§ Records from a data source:

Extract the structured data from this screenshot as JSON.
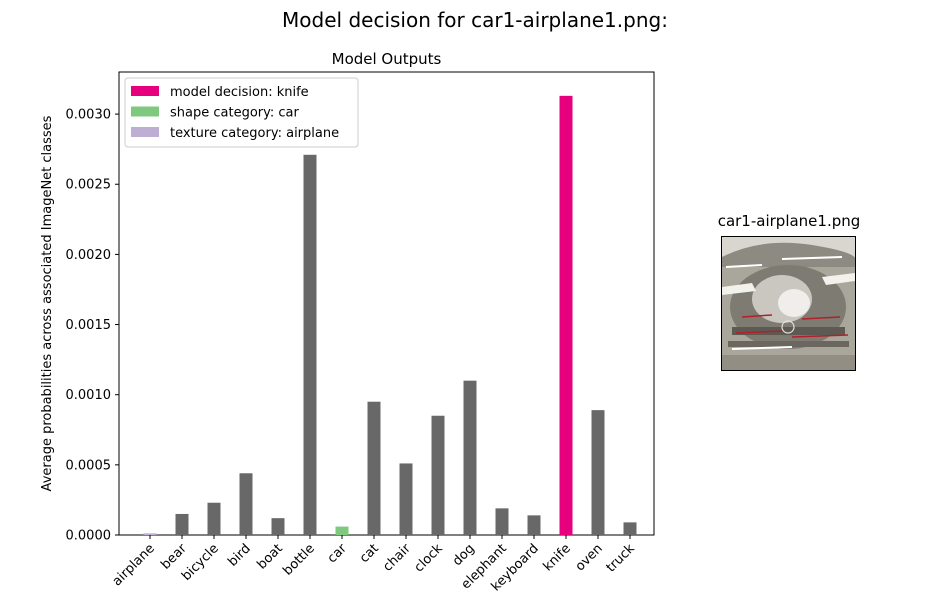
{
  "figure": {
    "title": "Model decision for car1-airplane1.png:",
    "image_caption": "car1-airplane1.png"
  },
  "colors": {
    "default_bar": "#686868",
    "decision": "#e7007d",
    "shape": "#7fc97f",
    "texture": "#beaed4"
  },
  "chart_data": {
    "type": "bar",
    "title": "Model Outputs",
    "xlabel": "",
    "ylabel": "Average probabilities across associated ImageNet classes",
    "categories": [
      "airplane",
      "bear",
      "bicycle",
      "bird",
      "boat",
      "bottle",
      "car",
      "cat",
      "chair",
      "clock",
      "dog",
      "elephant",
      "keyboard",
      "knife",
      "oven",
      "truck"
    ],
    "values": [
      1.2e-05,
      0.00015,
      0.00023,
      0.00044,
      0.00012,
      0.00271,
      6e-05,
      0.00095,
      0.00051,
      0.00085,
      0.0011,
      0.00019,
      0.00014,
      0.00313,
      0.00089,
      9e-05
    ],
    "highlights": {
      "airplane": "texture",
      "car": "shape",
      "knife": "decision"
    },
    "ylim": [
      0,
      0.0033
    ],
    "yticks": [
      "0.0000",
      "0.0005",
      "0.0010",
      "0.0015",
      "0.0020",
      "0.0025",
      "0.0030"
    ],
    "grid": false,
    "legend": {
      "placement": "top-left",
      "entries": [
        {
          "label": "model decision: knife",
          "kind": "decision"
        },
        {
          "label": "shape category: car",
          "kind": "shape"
        },
        {
          "label": "texture category: airplane",
          "kind": "texture"
        }
      ]
    }
  }
}
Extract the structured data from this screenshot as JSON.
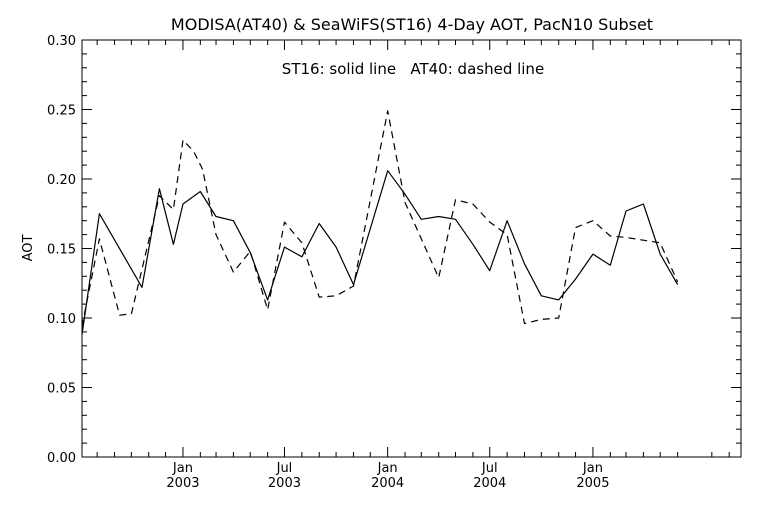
{
  "chart_data": {
    "type": "line",
    "title": "MODISA(AT40) & SeaWiFS(ST16) 4-Day AOT, PacN10 Subset",
    "annotation": "ST16: solid line   AT40: dashed line",
    "xlabel": "",
    "ylabel": "AOT",
    "xlim": [
      "2002-07-05",
      "2005-09-22"
    ],
    "ylim": [
      0.0,
      0.3
    ],
    "yticks": [
      0.0,
      0.05,
      0.1,
      0.15,
      0.2,
      0.25,
      0.3
    ],
    "ytick_labels": [
      "0.00",
      "0.05",
      "0.10",
      "0.15",
      "0.20",
      "0.25",
      "0.30"
    ],
    "xticks": [
      {
        "date": "2003-01-01",
        "month": "Jan",
        "year": "2003"
      },
      {
        "date": "2003-07-01",
        "month": "Jul",
        "year": "2003"
      },
      {
        "date": "2004-01-01",
        "month": "Jan",
        "year": "2004"
      },
      {
        "date": "2004-07-01",
        "month": "Jul",
        "year": "2004"
      },
      {
        "date": "2005-01-01",
        "month": "Jan",
        "year": "2005"
      }
    ],
    "grid": false,
    "series": [
      {
        "name": "ST16",
        "style": "solid",
        "color": "#000000",
        "points": [
          [
            "2002-07-05",
            0.088
          ],
          [
            "2002-08-05",
            0.175
          ],
          [
            "2002-10-20",
            0.122
          ],
          [
            "2002-11-20",
            0.193
          ],
          [
            "2002-12-15",
            0.153
          ],
          [
            "2003-01-01",
            0.182
          ],
          [
            "2003-02-01",
            0.191
          ],
          [
            "2003-03-01",
            0.173
          ],
          [
            "2003-04-01",
            0.17
          ],
          [
            "2003-05-01",
            0.147
          ],
          [
            "2003-06-01",
            0.113
          ],
          [
            "2003-07-01",
            0.151
          ],
          [
            "2003-08-01",
            0.144
          ],
          [
            "2003-09-01",
            0.168
          ],
          [
            "2003-10-01",
            0.151
          ],
          [
            "2003-11-01",
            0.124
          ],
          [
            "2004-01-01",
            0.206
          ],
          [
            "2004-02-01",
            0.189
          ],
          [
            "2004-03-01",
            0.171
          ],
          [
            "2004-04-01",
            0.173
          ],
          [
            "2004-05-01",
            0.171
          ],
          [
            "2004-06-01",
            0.153
          ],
          [
            "2004-07-01",
            0.134
          ],
          [
            "2004-08-01",
            0.17
          ],
          [
            "2004-09-01",
            0.139
          ],
          [
            "2004-10-01",
            0.116
          ],
          [
            "2004-11-01",
            0.113
          ],
          [
            "2004-12-01",
            0.128
          ],
          [
            "2005-01-01",
            0.146
          ],
          [
            "2005-02-01",
            0.138
          ],
          [
            "2005-03-01",
            0.177
          ],
          [
            "2005-04-01",
            0.182
          ],
          [
            "2005-05-01",
            0.146
          ],
          [
            "2005-06-01",
            0.124
          ]
        ]
      },
      {
        "name": "AT40",
        "style": "dashed",
        "color": "#000000",
        "points": [
          [
            "2002-07-05",
            0.094
          ],
          [
            "2002-08-05",
            0.157
          ],
          [
            "2002-09-10",
            0.102
          ],
          [
            "2002-10-01",
            0.103
          ],
          [
            "2002-11-20",
            0.188
          ],
          [
            "2002-12-15",
            0.178
          ],
          [
            "2003-01-01",
            0.228
          ],
          [
            "2003-01-20",
            0.22
          ],
          [
            "2003-02-05",
            0.207
          ],
          [
            "2003-03-01",
            0.16
          ],
          [
            "2003-04-01",
            0.133
          ],
          [
            "2003-05-01",
            0.148
          ],
          [
            "2003-06-01",
            0.106
          ],
          [
            "2003-07-01",
            0.169
          ],
          [
            "2003-08-01",
            0.154
          ],
          [
            "2003-09-01",
            0.115
          ],
          [
            "2003-10-01",
            0.116
          ],
          [
            "2003-11-01",
            0.123
          ],
          [
            "2004-01-01",
            0.249
          ],
          [
            "2004-02-01",
            0.183
          ],
          [
            "2004-03-01",
            0.157
          ],
          [
            "2004-04-01",
            0.129
          ],
          [
            "2004-05-01",
            0.185
          ],
          [
            "2004-06-01",
            0.182
          ],
          [
            "2004-07-01",
            0.169
          ],
          [
            "2004-08-01",
            0.16
          ],
          [
            "2004-09-01",
            0.096
          ],
          [
            "2004-10-01",
            0.099
          ],
          [
            "2004-11-01",
            0.1
          ],
          [
            "2004-12-01",
            0.165
          ],
          [
            "2005-01-01",
            0.17
          ],
          [
            "2005-02-01",
            0.159
          ],
          [
            "2005-03-01",
            0.158
          ],
          [
            "2005-04-01",
            0.156
          ],
          [
            "2005-05-01",
            0.154
          ],
          [
            "2005-06-01",
            0.126
          ]
        ]
      }
    ]
  }
}
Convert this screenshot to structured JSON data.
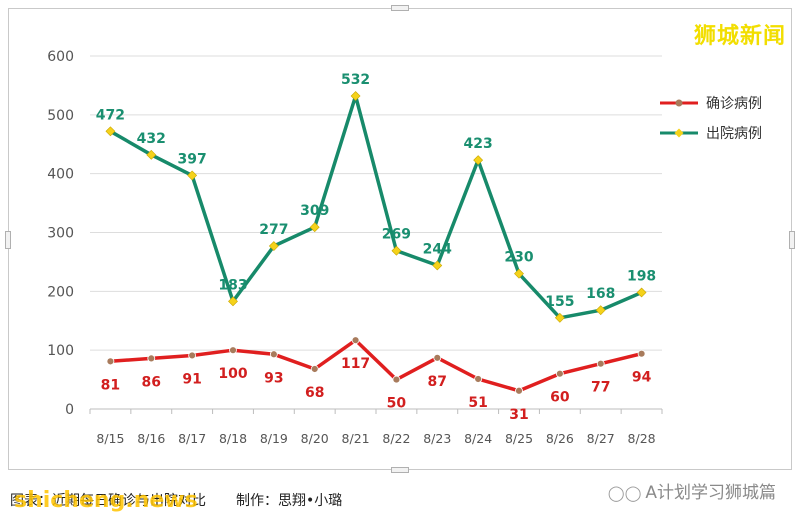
{
  "brand": "狮城新闻",
  "caption": {
    "text": "图表：近期每日确诊与出院对比",
    "maker": "制作：思翔•小璐"
  },
  "watermarks": {
    "left": "shicheng.news",
    "right": "A计划学习狮城篇",
    "right_icon": "wechat-icon"
  },
  "colors": {
    "confirmed": "#e01f1f",
    "discharged": "#178a6a",
    "confirmed_marker": "#a87b5c",
    "discharged_marker": "#f5d21a",
    "confirmed_label": "#d21f1f",
    "discharged_label": "#1a8f70",
    "axis_text": "#555555",
    "grid": "#dddddd"
  },
  "chart_data": {
    "type": "line",
    "title": "",
    "xlabel": "",
    "ylabel": "",
    "categories": [
      "8/15",
      "8/16",
      "8/17",
      "8/18",
      "8/19",
      "8/20",
      "8/21",
      "8/22",
      "8/23",
      "8/24",
      "8/25",
      "8/26",
      "8/27",
      "8/28"
    ],
    "ylim": [
      0,
      600
    ],
    "yticks": [
      0,
      100,
      200,
      300,
      400,
      500,
      600
    ],
    "grid": "horizontal",
    "legend_position": "top-right",
    "series": [
      {
        "name": "确诊病例",
        "values": [
          81,
          86,
          91,
          100,
          93,
          68,
          117,
          50,
          87,
          51,
          31,
          60,
          77,
          94
        ]
      },
      {
        "name": "出院病例",
        "values": [
          472,
          432,
          397,
          183,
          277,
          309,
          532,
          269,
          244,
          423,
          230,
          155,
          168,
          198
        ]
      }
    ]
  }
}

§ DIRECTIVE: Write out every line of the listing that holds the word "decision".

§ ANSWER IN FULL:
    "title": "Model decision for car1-airplane1.png:",
    "decision": "#e7007d",
      "knife": "decision"
          "label": "model decision: knife",
          "kind": "decision"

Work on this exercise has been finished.